Print each of the entries exactly, leaving nothing out.
## Begin Data supplied
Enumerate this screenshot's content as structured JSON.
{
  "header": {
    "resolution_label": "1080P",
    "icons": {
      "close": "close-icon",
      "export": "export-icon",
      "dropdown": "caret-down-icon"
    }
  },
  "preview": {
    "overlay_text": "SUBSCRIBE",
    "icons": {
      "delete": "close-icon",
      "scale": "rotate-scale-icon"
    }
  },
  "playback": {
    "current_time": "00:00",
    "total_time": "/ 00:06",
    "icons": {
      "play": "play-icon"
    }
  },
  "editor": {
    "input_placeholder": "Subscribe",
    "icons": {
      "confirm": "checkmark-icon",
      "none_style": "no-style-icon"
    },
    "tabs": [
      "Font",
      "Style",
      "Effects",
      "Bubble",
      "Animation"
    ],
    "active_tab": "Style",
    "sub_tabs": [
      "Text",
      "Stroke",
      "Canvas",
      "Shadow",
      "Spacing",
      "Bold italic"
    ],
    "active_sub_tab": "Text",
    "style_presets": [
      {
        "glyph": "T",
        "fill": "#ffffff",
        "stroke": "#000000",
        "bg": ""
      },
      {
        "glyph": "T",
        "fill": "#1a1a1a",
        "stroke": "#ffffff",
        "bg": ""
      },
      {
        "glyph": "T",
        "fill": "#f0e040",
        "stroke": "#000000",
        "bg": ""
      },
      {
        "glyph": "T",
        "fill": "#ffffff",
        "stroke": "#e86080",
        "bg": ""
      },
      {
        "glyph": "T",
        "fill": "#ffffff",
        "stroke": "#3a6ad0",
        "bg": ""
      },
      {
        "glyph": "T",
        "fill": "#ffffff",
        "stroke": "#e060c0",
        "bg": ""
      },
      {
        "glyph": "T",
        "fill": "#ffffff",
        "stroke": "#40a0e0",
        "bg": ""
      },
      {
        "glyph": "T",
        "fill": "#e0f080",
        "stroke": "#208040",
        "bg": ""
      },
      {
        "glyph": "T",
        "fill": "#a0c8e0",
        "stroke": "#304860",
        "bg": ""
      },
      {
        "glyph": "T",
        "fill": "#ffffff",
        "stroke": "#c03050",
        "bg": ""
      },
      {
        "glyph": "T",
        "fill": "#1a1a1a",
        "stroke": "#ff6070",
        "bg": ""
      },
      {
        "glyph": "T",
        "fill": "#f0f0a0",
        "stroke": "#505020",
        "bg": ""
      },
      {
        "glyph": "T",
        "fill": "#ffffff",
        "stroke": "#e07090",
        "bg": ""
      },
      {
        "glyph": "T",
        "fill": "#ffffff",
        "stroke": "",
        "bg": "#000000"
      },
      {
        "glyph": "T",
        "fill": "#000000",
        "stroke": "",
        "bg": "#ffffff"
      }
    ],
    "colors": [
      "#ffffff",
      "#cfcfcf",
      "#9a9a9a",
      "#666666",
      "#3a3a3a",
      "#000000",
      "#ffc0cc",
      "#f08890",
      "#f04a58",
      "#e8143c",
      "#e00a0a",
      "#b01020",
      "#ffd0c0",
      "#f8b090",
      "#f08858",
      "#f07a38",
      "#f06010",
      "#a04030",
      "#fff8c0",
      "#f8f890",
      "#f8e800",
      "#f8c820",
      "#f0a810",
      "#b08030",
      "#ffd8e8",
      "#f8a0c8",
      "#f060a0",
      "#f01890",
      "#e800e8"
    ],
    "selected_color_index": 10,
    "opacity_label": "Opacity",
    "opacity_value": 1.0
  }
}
## End Data supplied
**Correct result**
Enumerate this screenshot's content as structured JSON.
{
  "header": {
    "resolution_label": "1080P",
    "icons": {
      "close": "close-icon",
      "export": "export-icon",
      "dropdown": "caret-down-icon"
    }
  },
  "preview": {
    "overlay_text": "SUBSCRIBE",
    "icons": {
      "delete": "close-icon",
      "scale": "rotate-scale-icon"
    }
  },
  "playback": {
    "current_time": "00:00",
    "total_time": "/ 00:06",
    "icons": {
      "play": "play-icon"
    }
  },
  "editor": {
    "input_placeholder": "Subscribe",
    "icons": {
      "confirm": "checkmark-icon",
      "none_style": "no-style-icon"
    },
    "tabs": [
      "Font",
      "Style",
      "Effects",
      "Bubble",
      "Animation"
    ],
    "active_tab": "Style",
    "sub_tabs": [
      "Text",
      "Stroke",
      "Canvas",
      "Shadow",
      "Spacing",
      "Bold italic"
    ],
    "active_sub_tab": "Text",
    "style_presets": [
      {
        "glyph": "T",
        "fill": "#ffffff",
        "stroke": "#000000",
        "bg": ""
      },
      {
        "glyph": "T",
        "fill": "#1a1a1a",
        "stroke": "#ffffff",
        "bg": ""
      },
      {
        "glyph": "T",
        "fill": "#f0e040",
        "stroke": "#000000",
        "bg": ""
      },
      {
        "glyph": "T",
        "fill": "#ffffff",
        "stroke": "#e86080",
        "bg": ""
      },
      {
        "glyph": "T",
        "fill": "#ffffff",
        "stroke": "#3a6ad0",
        "bg": ""
      },
      {
        "glyph": "T",
        "fill": "#ffffff",
        "stroke": "#e060c0",
        "bg": ""
      },
      {
        "glyph": "T",
        "fill": "#ffffff",
        "stroke": "#40a0e0",
        "bg": ""
      },
      {
        "glyph": "T",
        "fill": "#e0f080",
        "stroke": "#208040",
        "bg": ""
      },
      {
        "glyph": "T",
        "fill": "#a0c8e0",
        "stroke": "#304860",
        "bg": ""
      },
      {
        "glyph": "T",
        "fill": "#ffffff",
        "stroke": "#c03050",
        "bg": ""
      },
      {
        "glyph": "T",
        "fill": "#1a1a1a",
        "stroke": "#ff6070",
        "bg": ""
      },
      {
        "glyph": "T",
        "fill": "#f0f0a0",
        "stroke": "#505020",
        "bg": ""
      },
      {
        "glyph": "T",
        "fill": "#ffffff",
        "stroke": "#e07090",
        "bg": ""
      },
      {
        "glyph": "T",
        "fill": "#ffffff",
        "stroke": "",
        "bg": "#000000"
      },
      {
        "glyph": "T",
        "fill": "#000000",
        "stroke": "",
        "bg": "#ffffff"
      }
    ],
    "colors": [
      "#ffffff",
      "#cfcfcf",
      "#9a9a9a",
      "#666666",
      "#3a3a3a",
      "#000000",
      "#ffc0cc",
      "#f08890",
      "#f04a58",
      "#e8143c",
      "#e00a0a",
      "#b01020",
      "#ffd0c0",
      "#f8b090",
      "#f08858",
      "#f07a38",
      "#f06010",
      "#a04030",
      "#fff8c0",
      "#f8f890",
      "#f8e800",
      "#f8c820",
      "#f0a810",
      "#b08030",
      "#ffd8e8",
      "#f8a0c8",
      "#f060a0",
      "#f01890",
      "#e800e8"
    ],
    "selected_color_index": 10,
    "opacity_label": "Opacity",
    "opacity_value": 1.0
  }
}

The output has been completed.